> **PROVIDED DATA**
━━━━━━━━
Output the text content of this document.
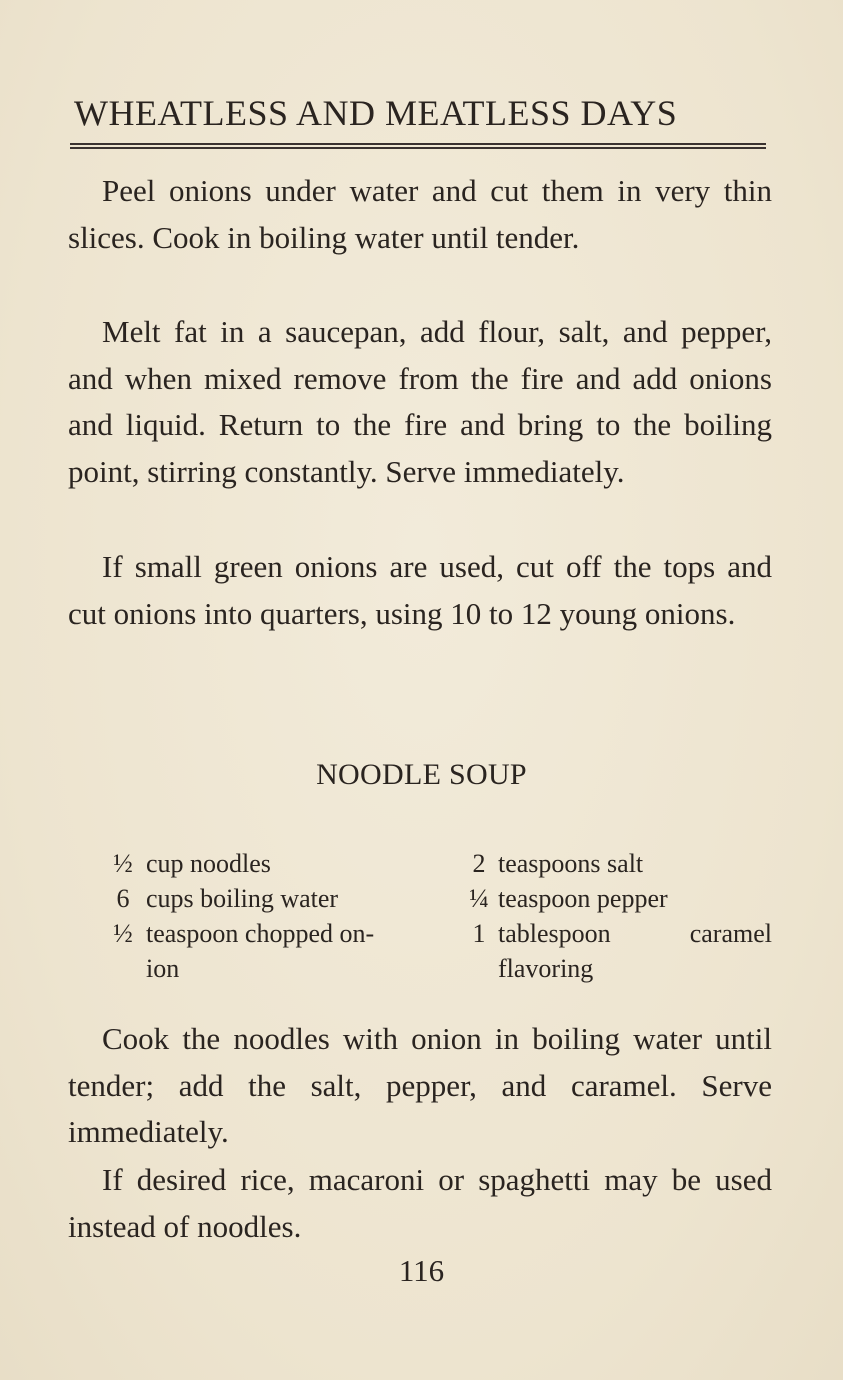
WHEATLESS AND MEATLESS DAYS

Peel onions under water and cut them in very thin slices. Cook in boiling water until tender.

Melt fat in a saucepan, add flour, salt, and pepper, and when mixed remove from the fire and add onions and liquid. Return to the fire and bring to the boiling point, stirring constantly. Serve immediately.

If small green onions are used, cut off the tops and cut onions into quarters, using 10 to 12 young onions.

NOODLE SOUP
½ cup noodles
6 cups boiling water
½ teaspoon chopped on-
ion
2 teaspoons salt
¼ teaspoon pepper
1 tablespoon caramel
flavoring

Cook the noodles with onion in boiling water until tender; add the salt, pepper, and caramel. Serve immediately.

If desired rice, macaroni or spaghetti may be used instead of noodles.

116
━━━━━━━━
> **TASK GOAL**
Copy every line of the listing that contains the word "tender".

> **CORRECT RESPONSE**
Peel onions under water and cut them in very thin slices. Cook in boiling water until tender.
Cook the noodles with onion in boiling water until tender; add the salt, pepper, and caramel. Serve immediately.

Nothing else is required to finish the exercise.